◆ EXERCISE DESCRIPTION ◆
Your task is to repeat the entries exactly. Leave the pictures out.

· · · ·

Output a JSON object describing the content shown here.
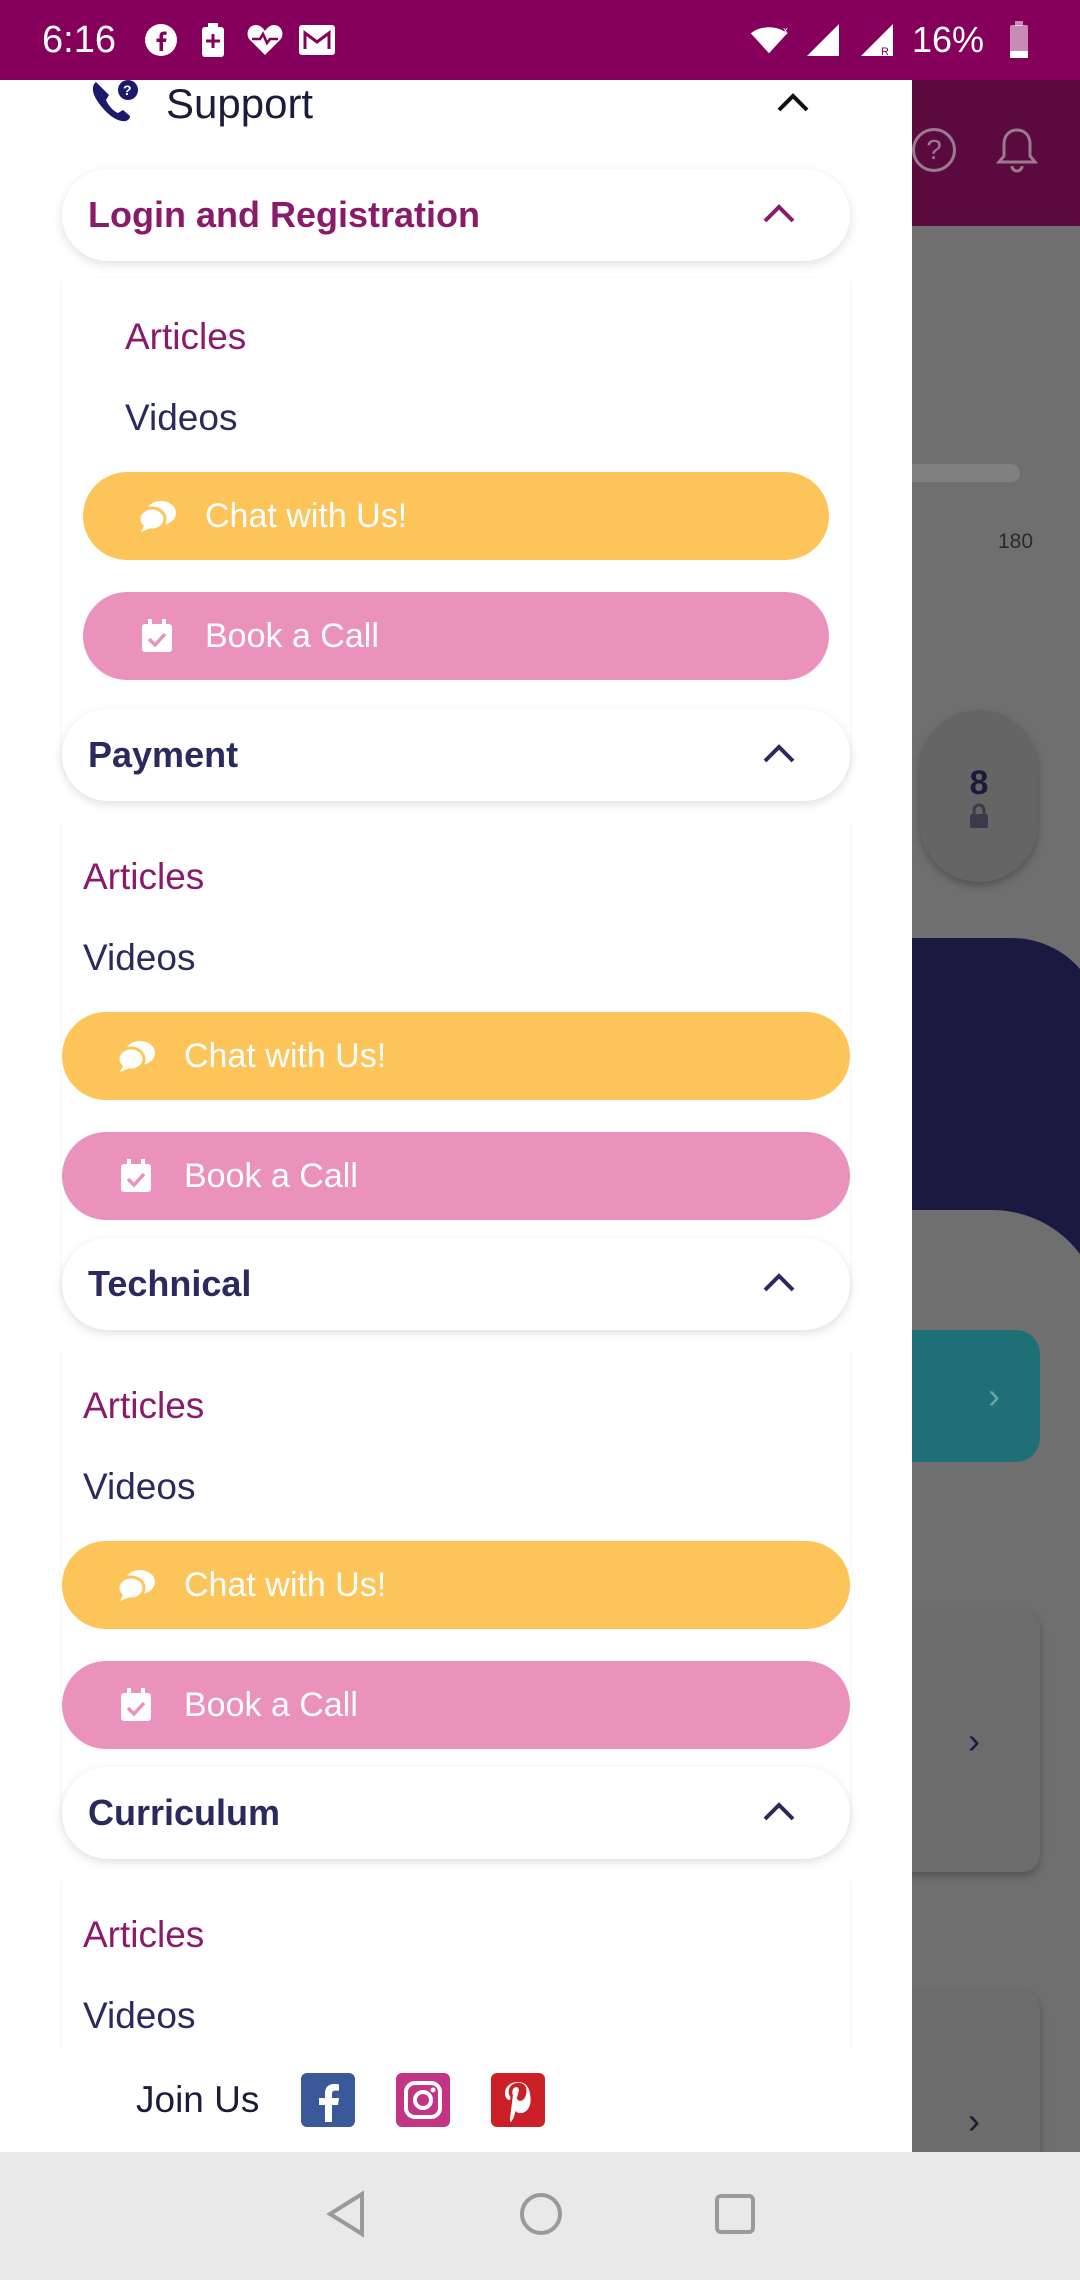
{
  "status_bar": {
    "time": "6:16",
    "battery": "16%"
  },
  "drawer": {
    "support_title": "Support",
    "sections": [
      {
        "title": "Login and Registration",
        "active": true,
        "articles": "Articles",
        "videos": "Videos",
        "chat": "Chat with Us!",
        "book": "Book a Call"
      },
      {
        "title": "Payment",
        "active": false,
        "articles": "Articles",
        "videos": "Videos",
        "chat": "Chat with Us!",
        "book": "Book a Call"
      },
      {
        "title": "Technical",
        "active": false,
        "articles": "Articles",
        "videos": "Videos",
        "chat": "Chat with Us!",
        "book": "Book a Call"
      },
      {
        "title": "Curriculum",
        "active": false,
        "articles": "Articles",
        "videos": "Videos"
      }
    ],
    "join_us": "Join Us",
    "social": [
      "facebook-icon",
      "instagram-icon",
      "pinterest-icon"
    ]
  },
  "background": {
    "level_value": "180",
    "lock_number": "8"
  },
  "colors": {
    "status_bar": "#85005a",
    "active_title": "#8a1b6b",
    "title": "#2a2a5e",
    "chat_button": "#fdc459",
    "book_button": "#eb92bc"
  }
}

· · · ·

◆ ANSWER TO THE EXERCISE ◆
Output a JSON object describing the content shown here.
{
  "status_bar": {
    "time": "6:16",
    "battery": "16%"
  },
  "drawer": {
    "support_title": "Support",
    "sections": [
      {
        "title": "Login and Registration",
        "active": true,
        "articles": "Articles",
        "videos": "Videos",
        "chat": "Chat with Us!",
        "book": "Book a Call"
      },
      {
        "title": "Payment",
        "active": false,
        "articles": "Articles",
        "videos": "Videos",
        "chat": "Chat with Us!",
        "book": "Book a Call"
      },
      {
        "title": "Technical",
        "active": false,
        "articles": "Articles",
        "videos": "Videos",
        "chat": "Chat with Us!",
        "book": "Book a Call"
      },
      {
        "title": "Curriculum",
        "active": false,
        "articles": "Articles",
        "videos": "Videos"
      }
    ],
    "join_us": "Join Us",
    "social": [
      "facebook-icon",
      "instagram-icon",
      "pinterest-icon"
    ]
  },
  "background": {
    "level_value": "180",
    "lock_number": "8"
  },
  "colors": {
    "status_bar": "#85005a",
    "active_title": "#8a1b6b",
    "title": "#2a2a5e",
    "chat_button": "#fdc459",
    "book_button": "#eb92bc"
  }
}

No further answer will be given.